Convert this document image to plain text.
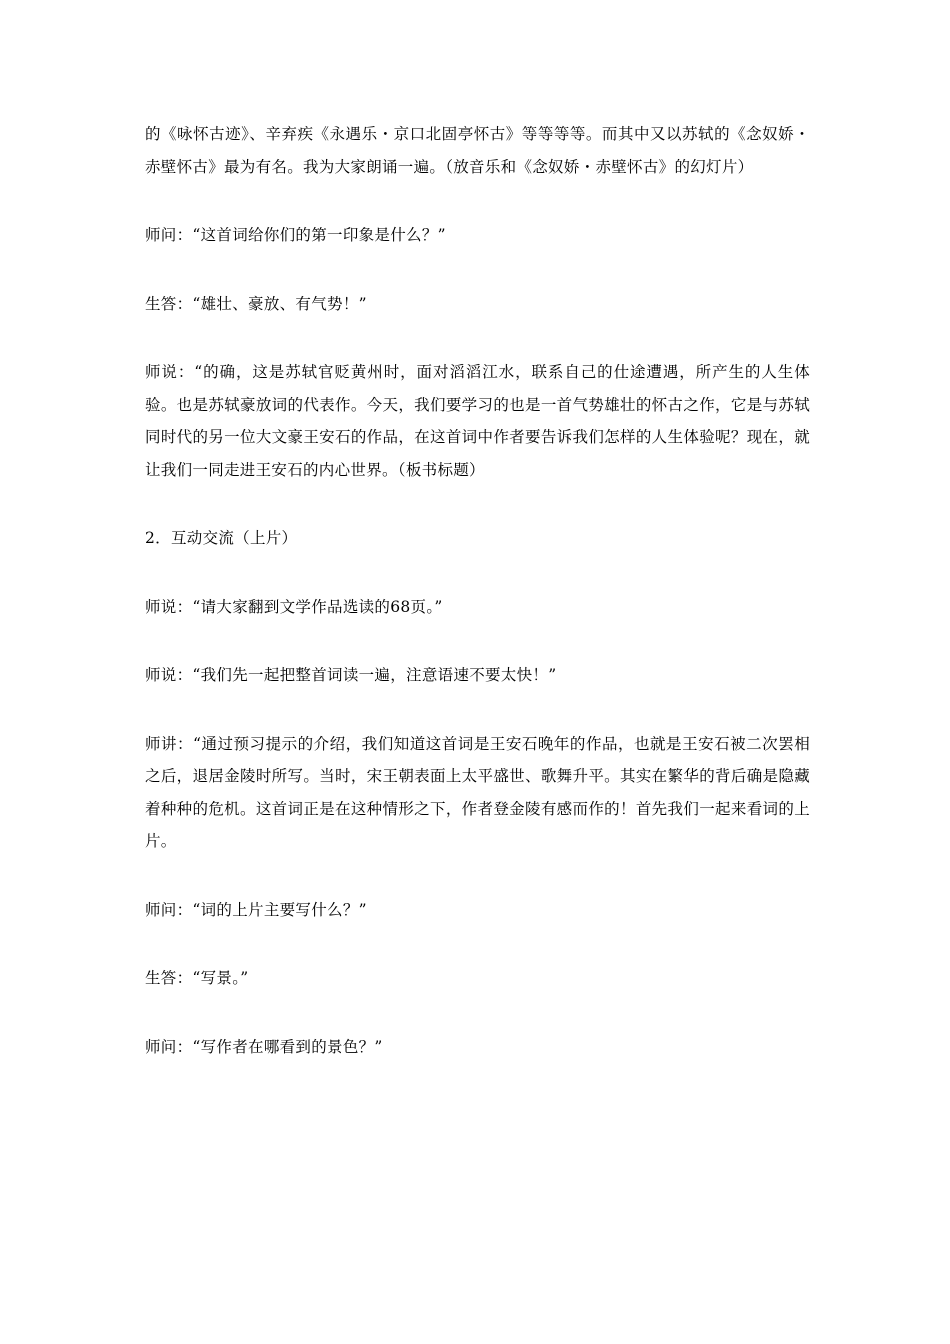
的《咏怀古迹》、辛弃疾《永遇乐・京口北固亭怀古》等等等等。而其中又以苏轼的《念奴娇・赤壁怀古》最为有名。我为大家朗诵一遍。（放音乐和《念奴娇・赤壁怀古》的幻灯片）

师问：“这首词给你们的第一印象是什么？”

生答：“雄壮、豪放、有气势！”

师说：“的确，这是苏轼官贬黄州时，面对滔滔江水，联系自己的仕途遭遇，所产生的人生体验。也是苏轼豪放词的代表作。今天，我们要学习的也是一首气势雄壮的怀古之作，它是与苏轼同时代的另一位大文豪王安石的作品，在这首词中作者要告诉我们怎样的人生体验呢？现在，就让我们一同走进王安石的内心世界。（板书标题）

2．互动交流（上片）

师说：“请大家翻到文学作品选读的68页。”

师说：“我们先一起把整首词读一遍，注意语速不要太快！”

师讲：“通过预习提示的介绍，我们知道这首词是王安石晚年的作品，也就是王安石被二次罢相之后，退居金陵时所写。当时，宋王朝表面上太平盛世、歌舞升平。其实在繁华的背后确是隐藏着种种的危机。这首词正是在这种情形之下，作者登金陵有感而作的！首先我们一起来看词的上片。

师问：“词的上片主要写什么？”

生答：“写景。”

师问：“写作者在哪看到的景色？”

------------------------

Task to complete: Verbatim reproduction of every record is required; images are left out.

Final answer:
Convert this document image to plain text.
的《咏怀古迹》、辛弃疾《永遇乐・京口北固亭怀古》等等等等。而其中又以苏轼的《念奴娇・赤壁怀古》最为有名。我为大家朗诵一遍。（放音乐和《念奴娇・赤壁怀古》的幻灯片）

师问：“这首词给你们的第一印象是什么？”

生答：“雄壮、豪放、有气势！”

师说：“的确，这是苏轼官贬黄州时，面对滔滔江水，联系自己的仕途遭遇，所产生的人生体验。也是苏轼豪放词的代表作。今天，我们要学习的也是一首气势雄壮的怀古之作，它是与苏轼同时代的另一位大文豪王安石的作品，在这首词中作者要告诉我们怎样的人生体验呢？现在，就让我们一同走进王安石的内心世界。（板书标题）

2．互动交流（上片）

师说：“请大家翻到文学作品选读的68页。”

师说：“我们先一起把整首词读一遍，注意语速不要太快！”

师讲：“通过预习提示的介绍，我们知道这首词是王安石晚年的作品，也就是王安石被二次罢相之后，退居金陵时所写。当时，宋王朝表面上太平盛世、歌舞升平。其实在繁华的背后确是隐藏着种种的危机。这首词正是在这种情形之下，作者登金陵有感而作的！首先我们一起来看词的上片。

师问：“词的上片主要写什么？”

生答：“写景。”

师问：“写作者在哪看到的景色？”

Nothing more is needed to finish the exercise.